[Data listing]

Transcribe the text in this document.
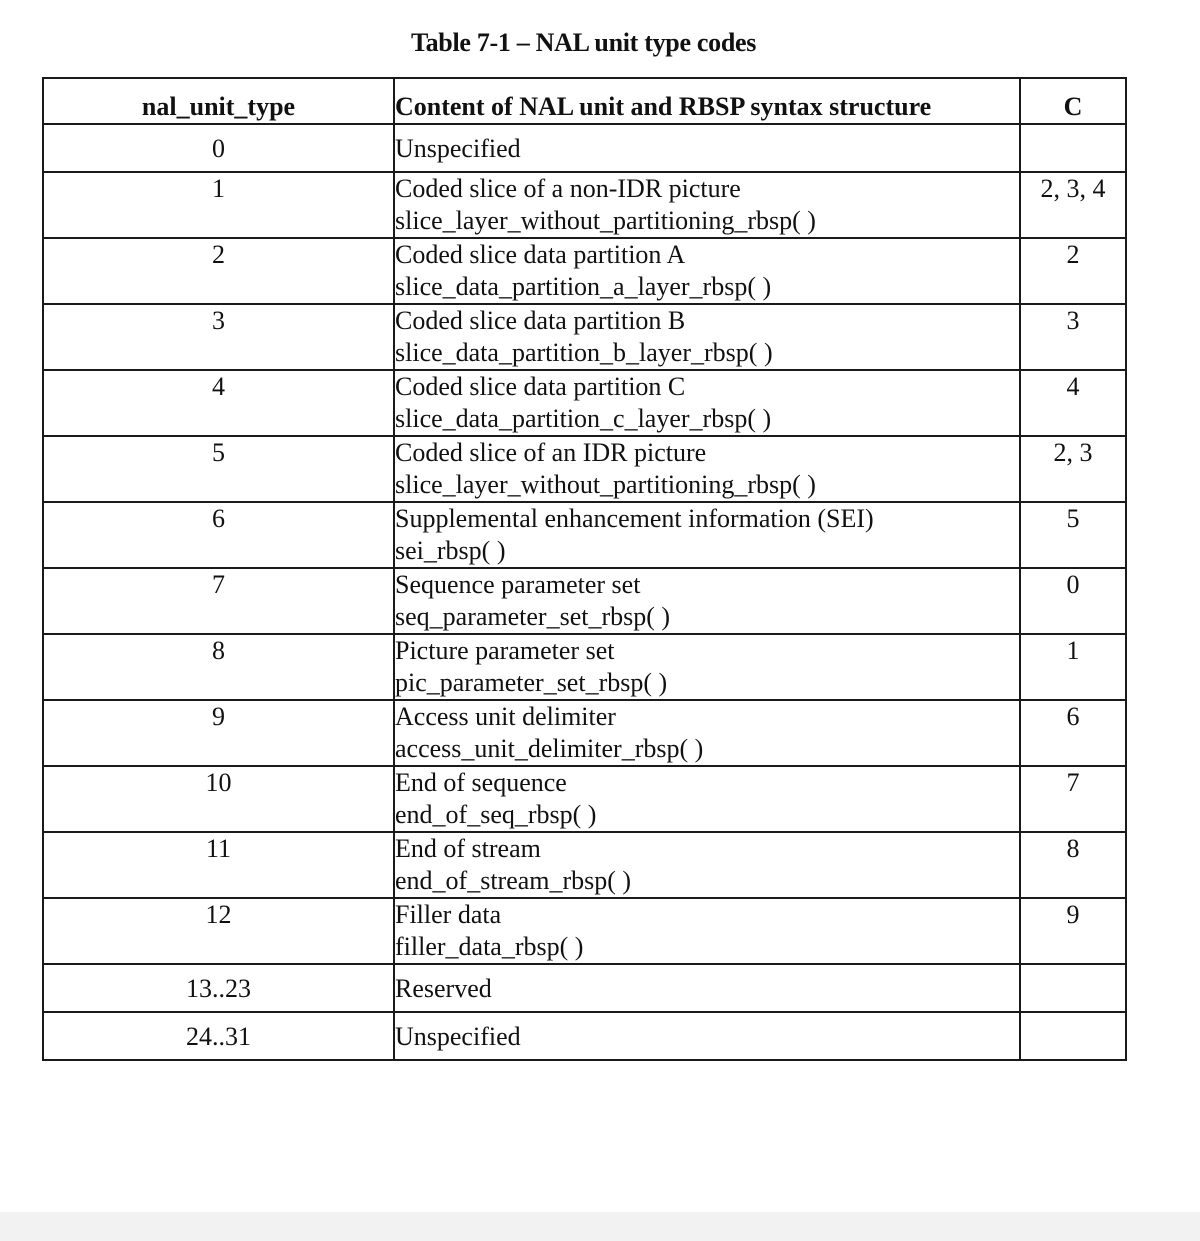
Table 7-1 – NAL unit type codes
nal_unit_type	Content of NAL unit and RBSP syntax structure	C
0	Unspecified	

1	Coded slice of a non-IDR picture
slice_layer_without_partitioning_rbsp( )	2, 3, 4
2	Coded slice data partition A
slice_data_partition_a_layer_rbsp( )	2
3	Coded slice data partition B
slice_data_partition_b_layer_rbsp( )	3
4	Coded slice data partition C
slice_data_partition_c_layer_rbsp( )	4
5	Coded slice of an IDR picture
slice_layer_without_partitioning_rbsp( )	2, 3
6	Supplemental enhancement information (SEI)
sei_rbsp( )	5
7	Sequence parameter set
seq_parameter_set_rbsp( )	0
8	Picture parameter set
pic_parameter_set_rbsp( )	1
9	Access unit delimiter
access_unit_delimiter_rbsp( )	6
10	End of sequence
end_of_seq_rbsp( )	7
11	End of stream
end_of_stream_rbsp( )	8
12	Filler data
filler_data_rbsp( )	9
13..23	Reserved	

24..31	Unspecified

GIVEN REQUEST
Print every entry above again without changing a word, and omit the pictures.

TASK ANSWER
Transcribe the text in this document.
Table 7-1 – NAL unit type codes
nal_unit_type	Content of NAL unit and RBSP syntax structure	C
0	Unspecified	

1	Coded slice of a non-IDR picture
slice_layer_without_partitioning_rbsp( )	2, 3, 4
2	Coded slice data partition A
slice_data_partition_a_layer_rbsp( )	2
3	Coded slice data partition B
slice_data_partition_b_layer_rbsp( )	3
4	Coded slice data partition C
slice_data_partition_c_layer_rbsp( )	4
5	Coded slice of an IDR picture
slice_layer_without_partitioning_rbsp( )	2, 3
6	Supplemental enhancement information (SEI)
sei_rbsp( )	5
7	Sequence parameter set
seq_parameter_set_rbsp( )	0
8	Picture parameter set
pic_parameter_set_rbsp( )	1
9	Access unit delimiter
access_unit_delimiter_rbsp( )	6
10	End of sequence
end_of_seq_rbsp( )	7
11	End of stream
end_of_stream_rbsp( )	8
12	Filler data
filler_data_rbsp( )	9
13..23	Reserved	

24..31	Unspecified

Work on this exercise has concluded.